## Objective
Return each line containing the string "阿拉尼雅之矛".

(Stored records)
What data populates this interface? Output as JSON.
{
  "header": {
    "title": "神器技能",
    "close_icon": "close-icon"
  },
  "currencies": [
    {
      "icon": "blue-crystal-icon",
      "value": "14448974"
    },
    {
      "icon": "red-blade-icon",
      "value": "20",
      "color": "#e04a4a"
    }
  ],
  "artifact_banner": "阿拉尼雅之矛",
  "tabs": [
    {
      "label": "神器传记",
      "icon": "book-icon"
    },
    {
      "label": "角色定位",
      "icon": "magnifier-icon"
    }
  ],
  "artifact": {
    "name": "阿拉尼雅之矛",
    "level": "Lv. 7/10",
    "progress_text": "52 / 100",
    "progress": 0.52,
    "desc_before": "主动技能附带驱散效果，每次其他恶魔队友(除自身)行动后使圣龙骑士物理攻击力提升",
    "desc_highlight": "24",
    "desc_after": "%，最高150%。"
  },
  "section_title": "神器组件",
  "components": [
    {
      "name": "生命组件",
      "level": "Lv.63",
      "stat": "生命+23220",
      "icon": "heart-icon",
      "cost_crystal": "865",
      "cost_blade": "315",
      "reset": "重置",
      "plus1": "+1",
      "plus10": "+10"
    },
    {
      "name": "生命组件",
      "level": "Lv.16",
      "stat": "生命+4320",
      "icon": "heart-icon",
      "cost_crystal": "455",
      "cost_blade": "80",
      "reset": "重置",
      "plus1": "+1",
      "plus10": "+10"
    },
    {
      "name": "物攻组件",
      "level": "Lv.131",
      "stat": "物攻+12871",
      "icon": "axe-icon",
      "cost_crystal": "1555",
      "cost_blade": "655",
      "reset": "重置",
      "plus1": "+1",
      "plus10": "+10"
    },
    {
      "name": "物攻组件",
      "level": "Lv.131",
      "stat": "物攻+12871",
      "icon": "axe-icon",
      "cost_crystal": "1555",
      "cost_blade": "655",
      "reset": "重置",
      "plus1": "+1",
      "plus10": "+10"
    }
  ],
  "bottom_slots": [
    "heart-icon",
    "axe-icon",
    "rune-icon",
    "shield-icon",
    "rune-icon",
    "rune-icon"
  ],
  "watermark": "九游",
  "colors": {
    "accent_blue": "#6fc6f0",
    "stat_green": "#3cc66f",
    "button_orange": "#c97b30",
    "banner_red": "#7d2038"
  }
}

## Task output
  "artifact_banner": "阿拉尼雅之矛",
    "name": "阿拉尼雅之矛",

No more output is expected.